[Structured figure records]
########################################
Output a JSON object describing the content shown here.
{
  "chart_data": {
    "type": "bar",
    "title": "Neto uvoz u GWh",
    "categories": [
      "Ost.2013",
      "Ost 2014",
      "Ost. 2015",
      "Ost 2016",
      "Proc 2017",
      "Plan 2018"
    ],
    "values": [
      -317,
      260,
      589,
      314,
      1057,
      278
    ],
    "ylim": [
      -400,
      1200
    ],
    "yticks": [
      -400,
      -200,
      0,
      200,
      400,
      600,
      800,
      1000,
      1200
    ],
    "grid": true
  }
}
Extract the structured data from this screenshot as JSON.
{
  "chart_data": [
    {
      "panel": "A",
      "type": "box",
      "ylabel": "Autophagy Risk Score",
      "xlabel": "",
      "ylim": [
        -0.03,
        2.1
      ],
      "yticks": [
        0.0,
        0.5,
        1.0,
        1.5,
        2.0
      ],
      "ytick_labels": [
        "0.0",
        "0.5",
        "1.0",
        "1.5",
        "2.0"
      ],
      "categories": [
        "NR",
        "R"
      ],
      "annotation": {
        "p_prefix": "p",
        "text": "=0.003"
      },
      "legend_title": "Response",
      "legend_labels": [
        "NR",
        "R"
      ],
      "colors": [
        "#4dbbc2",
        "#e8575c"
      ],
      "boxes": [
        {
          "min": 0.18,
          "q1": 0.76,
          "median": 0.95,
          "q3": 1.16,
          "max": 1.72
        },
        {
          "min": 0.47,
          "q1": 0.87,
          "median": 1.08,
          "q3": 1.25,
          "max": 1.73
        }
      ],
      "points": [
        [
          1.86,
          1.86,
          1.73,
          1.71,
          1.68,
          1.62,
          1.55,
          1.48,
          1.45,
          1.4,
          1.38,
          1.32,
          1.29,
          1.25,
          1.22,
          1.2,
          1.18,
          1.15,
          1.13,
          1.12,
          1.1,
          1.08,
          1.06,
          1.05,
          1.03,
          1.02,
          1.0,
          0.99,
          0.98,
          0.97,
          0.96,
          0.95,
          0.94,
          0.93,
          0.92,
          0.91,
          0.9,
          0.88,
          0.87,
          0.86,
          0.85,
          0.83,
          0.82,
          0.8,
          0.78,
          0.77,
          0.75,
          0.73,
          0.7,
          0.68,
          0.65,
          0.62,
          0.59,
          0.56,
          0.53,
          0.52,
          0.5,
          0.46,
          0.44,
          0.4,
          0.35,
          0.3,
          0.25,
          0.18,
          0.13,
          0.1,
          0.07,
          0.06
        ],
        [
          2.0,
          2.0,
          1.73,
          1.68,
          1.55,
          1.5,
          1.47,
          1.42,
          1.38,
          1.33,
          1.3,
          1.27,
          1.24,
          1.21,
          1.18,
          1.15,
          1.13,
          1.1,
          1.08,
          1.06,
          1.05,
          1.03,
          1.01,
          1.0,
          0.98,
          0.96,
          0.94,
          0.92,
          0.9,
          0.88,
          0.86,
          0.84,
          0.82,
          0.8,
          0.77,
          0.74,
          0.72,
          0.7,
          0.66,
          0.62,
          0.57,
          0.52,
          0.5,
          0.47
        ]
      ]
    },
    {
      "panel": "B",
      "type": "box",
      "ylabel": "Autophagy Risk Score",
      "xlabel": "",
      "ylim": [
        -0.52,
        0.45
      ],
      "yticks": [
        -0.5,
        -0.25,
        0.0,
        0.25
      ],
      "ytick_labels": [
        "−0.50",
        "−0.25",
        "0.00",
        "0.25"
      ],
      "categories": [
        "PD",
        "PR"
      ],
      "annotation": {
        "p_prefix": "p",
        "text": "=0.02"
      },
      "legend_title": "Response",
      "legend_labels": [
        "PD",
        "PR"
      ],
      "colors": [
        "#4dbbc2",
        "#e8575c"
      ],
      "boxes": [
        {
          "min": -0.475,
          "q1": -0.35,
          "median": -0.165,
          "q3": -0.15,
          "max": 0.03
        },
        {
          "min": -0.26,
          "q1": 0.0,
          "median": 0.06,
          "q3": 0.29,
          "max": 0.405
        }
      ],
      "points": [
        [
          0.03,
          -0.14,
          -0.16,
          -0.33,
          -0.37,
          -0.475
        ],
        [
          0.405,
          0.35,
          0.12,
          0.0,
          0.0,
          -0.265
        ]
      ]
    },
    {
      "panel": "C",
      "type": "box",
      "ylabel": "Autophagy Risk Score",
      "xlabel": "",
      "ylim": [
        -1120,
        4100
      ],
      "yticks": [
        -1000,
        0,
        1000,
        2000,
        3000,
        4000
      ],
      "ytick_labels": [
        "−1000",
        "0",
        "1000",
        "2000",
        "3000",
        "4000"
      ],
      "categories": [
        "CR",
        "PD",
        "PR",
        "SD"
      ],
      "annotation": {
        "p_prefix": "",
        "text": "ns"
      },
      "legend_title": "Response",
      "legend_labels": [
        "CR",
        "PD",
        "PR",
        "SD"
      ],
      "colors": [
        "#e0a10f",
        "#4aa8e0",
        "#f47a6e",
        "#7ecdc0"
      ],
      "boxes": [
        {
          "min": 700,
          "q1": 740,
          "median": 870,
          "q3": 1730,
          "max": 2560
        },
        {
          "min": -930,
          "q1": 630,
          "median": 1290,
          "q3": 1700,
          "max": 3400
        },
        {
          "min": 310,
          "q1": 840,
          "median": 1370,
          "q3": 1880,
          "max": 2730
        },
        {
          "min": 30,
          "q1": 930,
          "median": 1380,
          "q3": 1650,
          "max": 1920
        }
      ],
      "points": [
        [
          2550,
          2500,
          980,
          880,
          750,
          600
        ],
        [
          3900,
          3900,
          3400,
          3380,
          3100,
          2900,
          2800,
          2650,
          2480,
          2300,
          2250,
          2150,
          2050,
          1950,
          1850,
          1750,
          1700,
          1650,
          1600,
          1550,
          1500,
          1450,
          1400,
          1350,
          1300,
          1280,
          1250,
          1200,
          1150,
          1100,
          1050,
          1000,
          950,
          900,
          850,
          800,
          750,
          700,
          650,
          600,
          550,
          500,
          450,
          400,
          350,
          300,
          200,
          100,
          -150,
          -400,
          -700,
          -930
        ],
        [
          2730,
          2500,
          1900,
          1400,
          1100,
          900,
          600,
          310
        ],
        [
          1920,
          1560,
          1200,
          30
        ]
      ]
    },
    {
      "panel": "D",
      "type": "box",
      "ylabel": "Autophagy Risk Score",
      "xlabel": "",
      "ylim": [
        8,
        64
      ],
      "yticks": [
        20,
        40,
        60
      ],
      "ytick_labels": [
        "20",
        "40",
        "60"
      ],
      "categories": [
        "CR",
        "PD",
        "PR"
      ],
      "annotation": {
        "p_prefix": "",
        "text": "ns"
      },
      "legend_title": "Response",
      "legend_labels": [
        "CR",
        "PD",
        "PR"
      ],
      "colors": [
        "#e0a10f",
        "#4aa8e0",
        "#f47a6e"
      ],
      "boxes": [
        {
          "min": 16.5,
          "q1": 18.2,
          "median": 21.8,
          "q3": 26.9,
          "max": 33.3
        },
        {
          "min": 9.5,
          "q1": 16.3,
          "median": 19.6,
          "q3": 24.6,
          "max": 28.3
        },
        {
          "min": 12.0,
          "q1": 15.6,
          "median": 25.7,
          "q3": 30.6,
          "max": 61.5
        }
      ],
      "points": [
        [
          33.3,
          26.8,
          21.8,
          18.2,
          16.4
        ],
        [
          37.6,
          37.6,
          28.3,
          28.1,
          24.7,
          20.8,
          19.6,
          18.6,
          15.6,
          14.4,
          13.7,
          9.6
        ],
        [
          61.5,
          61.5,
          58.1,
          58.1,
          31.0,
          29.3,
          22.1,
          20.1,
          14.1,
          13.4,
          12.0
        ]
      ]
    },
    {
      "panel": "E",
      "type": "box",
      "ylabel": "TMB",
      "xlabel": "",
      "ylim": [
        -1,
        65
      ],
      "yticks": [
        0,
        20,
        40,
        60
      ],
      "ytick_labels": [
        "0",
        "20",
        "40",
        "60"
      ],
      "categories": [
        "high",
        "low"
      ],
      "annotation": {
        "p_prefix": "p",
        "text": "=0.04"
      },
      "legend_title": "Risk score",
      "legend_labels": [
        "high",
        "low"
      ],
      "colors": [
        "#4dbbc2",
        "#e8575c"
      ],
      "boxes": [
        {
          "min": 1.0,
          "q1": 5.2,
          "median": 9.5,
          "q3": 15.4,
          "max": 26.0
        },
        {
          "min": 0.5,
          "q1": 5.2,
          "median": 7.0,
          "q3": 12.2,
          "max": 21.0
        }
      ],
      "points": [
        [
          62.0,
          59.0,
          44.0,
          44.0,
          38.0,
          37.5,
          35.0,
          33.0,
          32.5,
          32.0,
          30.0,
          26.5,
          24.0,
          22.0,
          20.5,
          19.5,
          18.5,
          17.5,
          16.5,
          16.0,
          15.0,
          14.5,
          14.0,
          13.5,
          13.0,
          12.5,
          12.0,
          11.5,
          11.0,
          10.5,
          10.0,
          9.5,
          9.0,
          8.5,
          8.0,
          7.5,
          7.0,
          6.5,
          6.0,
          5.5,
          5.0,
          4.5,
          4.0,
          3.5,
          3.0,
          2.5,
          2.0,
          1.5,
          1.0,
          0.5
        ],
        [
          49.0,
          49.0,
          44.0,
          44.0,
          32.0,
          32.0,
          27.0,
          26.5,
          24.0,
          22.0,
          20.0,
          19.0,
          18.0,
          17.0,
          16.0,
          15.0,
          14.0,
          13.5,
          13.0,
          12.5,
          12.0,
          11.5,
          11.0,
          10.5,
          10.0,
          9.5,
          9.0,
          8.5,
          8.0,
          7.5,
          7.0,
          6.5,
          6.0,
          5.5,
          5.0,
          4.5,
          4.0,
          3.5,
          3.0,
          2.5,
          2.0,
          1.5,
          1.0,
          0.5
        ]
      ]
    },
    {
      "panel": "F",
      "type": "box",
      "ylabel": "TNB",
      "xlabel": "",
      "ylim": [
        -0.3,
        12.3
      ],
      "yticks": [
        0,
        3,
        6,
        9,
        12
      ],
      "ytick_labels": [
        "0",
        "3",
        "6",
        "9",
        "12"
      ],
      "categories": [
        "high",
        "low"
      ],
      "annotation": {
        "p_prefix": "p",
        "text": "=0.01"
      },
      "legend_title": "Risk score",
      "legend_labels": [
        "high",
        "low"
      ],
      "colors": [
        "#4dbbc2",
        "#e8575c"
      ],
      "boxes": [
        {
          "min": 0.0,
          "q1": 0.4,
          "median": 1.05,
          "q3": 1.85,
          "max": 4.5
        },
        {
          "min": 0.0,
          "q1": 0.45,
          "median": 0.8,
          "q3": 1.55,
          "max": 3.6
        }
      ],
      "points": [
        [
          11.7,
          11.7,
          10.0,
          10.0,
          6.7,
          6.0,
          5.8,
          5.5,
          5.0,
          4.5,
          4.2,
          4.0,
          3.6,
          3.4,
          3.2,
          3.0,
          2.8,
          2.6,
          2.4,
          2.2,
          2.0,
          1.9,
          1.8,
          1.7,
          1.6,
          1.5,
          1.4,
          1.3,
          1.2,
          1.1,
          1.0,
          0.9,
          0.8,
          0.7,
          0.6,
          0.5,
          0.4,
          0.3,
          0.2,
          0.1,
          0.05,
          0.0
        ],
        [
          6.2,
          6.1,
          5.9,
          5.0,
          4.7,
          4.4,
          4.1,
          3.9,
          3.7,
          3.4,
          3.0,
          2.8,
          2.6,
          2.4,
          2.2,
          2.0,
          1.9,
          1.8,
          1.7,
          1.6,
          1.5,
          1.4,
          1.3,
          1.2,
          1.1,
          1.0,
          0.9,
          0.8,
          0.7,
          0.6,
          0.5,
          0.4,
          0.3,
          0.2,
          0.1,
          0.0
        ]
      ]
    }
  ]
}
########################################
Count every line above that holds the string "JSON" and give the total, nothing more.

2